RECORDS SUPPLIED>

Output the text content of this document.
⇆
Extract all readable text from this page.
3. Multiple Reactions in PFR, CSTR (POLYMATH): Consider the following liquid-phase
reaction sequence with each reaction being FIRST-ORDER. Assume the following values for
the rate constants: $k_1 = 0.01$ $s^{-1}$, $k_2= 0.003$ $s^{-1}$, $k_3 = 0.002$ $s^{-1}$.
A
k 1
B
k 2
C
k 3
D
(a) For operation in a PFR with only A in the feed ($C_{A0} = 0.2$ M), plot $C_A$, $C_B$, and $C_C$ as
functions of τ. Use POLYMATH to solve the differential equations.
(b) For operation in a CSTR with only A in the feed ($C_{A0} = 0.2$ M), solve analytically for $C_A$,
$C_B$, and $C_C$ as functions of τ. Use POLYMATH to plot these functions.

SET TASK> In the entries above, find lines with "plot" and copy each.

RESULT>
(a) For operation in a PFR with only A in the feed ($C_{A0} = 0.2$ M), plot $C_A$, $C_B$, and $C_C$ as
$C_B$, and $C_C$ as functions of τ. Use POLYMATH to plot these functions.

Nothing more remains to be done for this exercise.